(Items from a data source)
____________
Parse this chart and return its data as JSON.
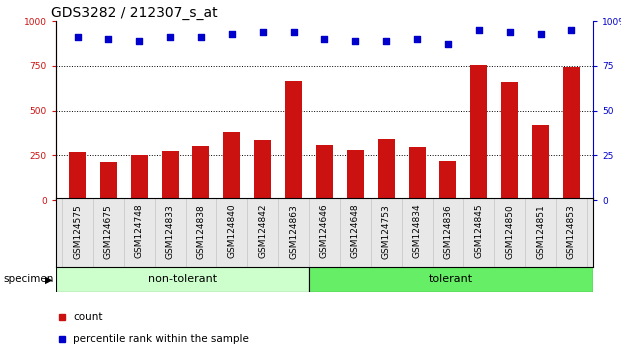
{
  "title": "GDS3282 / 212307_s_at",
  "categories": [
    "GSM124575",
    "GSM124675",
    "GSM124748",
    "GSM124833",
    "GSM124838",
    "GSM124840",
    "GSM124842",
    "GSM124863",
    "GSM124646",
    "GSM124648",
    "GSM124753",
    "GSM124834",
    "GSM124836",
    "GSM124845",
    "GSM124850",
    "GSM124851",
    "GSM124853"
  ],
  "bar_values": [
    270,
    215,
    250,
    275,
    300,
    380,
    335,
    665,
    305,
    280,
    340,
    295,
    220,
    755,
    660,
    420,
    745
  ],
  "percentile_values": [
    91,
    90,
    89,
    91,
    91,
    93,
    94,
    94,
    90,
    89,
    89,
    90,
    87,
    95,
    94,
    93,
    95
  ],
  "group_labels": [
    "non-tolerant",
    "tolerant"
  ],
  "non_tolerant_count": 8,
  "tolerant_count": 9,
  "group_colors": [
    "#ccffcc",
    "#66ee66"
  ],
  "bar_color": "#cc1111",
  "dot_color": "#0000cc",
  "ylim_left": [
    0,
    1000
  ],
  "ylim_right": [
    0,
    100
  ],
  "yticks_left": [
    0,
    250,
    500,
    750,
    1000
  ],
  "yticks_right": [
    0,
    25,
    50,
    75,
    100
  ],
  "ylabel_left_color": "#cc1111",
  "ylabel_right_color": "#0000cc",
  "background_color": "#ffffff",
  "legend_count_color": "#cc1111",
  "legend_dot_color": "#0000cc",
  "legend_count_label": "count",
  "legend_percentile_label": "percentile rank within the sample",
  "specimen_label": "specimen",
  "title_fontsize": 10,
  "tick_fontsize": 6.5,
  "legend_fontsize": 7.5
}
____________
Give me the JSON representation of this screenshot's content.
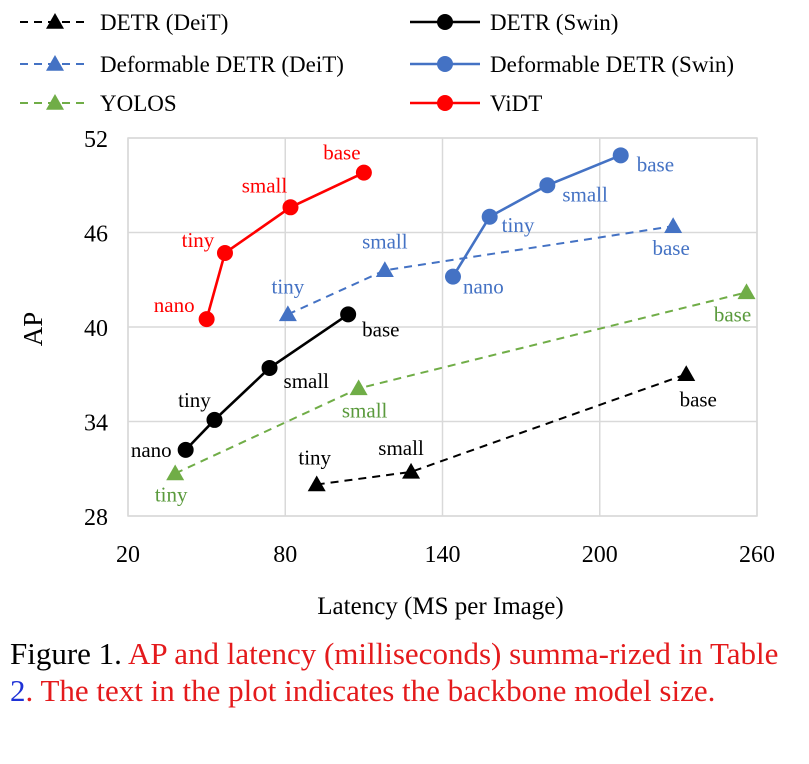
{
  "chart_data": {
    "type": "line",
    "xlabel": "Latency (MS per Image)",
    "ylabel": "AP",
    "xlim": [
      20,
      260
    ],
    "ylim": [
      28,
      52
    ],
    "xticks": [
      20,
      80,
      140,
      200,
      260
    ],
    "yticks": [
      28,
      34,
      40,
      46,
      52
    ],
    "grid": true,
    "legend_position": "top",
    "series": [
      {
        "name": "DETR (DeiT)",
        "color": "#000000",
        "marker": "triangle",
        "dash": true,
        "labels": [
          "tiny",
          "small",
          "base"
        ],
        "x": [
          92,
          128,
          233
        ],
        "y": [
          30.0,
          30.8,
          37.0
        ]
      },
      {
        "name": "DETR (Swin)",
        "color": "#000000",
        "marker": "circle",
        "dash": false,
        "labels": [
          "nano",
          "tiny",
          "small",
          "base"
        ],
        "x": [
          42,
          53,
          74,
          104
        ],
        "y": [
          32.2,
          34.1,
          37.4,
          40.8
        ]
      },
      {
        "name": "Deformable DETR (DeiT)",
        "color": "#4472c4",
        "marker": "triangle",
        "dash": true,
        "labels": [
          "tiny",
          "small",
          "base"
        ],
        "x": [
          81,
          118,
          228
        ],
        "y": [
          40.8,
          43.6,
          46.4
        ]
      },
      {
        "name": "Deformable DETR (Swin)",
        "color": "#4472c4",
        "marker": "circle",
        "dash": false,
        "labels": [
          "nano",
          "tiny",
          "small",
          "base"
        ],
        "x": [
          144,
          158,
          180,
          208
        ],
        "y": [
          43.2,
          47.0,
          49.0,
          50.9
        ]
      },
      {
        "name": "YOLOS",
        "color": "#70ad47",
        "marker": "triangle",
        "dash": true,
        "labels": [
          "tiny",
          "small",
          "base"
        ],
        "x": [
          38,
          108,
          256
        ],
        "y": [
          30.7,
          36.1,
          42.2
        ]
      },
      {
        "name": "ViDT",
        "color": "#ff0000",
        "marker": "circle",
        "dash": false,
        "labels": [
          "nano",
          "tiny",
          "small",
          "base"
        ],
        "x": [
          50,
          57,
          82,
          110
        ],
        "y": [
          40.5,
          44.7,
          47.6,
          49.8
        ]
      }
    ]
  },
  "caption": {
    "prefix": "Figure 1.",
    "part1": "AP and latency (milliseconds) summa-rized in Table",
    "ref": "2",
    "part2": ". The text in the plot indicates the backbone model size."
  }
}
____________
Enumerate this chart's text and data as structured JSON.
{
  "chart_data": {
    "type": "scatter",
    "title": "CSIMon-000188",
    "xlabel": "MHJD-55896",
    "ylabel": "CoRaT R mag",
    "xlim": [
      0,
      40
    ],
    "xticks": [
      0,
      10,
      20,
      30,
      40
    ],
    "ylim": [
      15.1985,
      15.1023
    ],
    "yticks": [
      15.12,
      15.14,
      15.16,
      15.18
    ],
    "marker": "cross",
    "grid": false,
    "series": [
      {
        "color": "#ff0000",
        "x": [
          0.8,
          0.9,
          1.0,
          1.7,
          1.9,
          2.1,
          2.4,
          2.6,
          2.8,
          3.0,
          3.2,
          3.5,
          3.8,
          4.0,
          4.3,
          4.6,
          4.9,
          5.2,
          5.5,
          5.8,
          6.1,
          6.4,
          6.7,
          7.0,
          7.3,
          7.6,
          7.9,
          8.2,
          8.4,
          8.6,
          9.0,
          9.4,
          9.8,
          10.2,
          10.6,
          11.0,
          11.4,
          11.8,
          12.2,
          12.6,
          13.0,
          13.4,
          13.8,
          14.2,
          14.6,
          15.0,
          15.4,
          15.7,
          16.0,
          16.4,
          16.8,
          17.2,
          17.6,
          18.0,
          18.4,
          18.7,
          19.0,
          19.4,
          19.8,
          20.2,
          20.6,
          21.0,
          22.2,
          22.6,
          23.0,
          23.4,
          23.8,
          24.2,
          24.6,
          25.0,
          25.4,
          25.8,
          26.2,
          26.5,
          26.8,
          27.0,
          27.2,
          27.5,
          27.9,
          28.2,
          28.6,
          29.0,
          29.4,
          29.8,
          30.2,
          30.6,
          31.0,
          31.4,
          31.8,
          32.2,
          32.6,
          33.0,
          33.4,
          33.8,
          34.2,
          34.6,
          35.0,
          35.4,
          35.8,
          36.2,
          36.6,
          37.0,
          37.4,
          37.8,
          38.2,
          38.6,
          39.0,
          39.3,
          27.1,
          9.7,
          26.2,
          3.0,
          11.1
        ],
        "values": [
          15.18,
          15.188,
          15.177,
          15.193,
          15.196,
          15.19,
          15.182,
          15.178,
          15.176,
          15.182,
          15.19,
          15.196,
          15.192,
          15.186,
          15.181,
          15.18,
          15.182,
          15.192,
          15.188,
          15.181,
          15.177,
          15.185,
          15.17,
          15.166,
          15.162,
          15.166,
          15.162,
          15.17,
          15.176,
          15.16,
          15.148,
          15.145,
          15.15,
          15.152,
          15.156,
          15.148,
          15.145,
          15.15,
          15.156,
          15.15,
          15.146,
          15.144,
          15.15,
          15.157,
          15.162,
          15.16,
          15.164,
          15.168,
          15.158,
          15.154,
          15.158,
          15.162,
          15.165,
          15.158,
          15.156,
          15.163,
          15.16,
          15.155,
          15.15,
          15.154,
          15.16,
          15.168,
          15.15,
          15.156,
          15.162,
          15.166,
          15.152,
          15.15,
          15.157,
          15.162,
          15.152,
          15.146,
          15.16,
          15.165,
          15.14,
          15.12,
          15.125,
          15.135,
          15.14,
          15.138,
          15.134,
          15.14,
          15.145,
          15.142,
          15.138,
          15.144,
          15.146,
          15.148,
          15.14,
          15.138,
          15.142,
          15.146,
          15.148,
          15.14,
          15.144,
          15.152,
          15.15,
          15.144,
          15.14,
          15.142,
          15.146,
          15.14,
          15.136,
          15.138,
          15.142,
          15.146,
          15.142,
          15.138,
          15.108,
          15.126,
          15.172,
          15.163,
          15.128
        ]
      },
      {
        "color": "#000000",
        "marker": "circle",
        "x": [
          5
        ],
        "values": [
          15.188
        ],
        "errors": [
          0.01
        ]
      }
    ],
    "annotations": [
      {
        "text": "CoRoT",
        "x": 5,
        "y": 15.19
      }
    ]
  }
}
____________
Task statement » Pick out each line in the material containing "DeiT".

Task output »
        "name": "DETR (DeiT)",
        "name": "Deformable DETR (DeiT)",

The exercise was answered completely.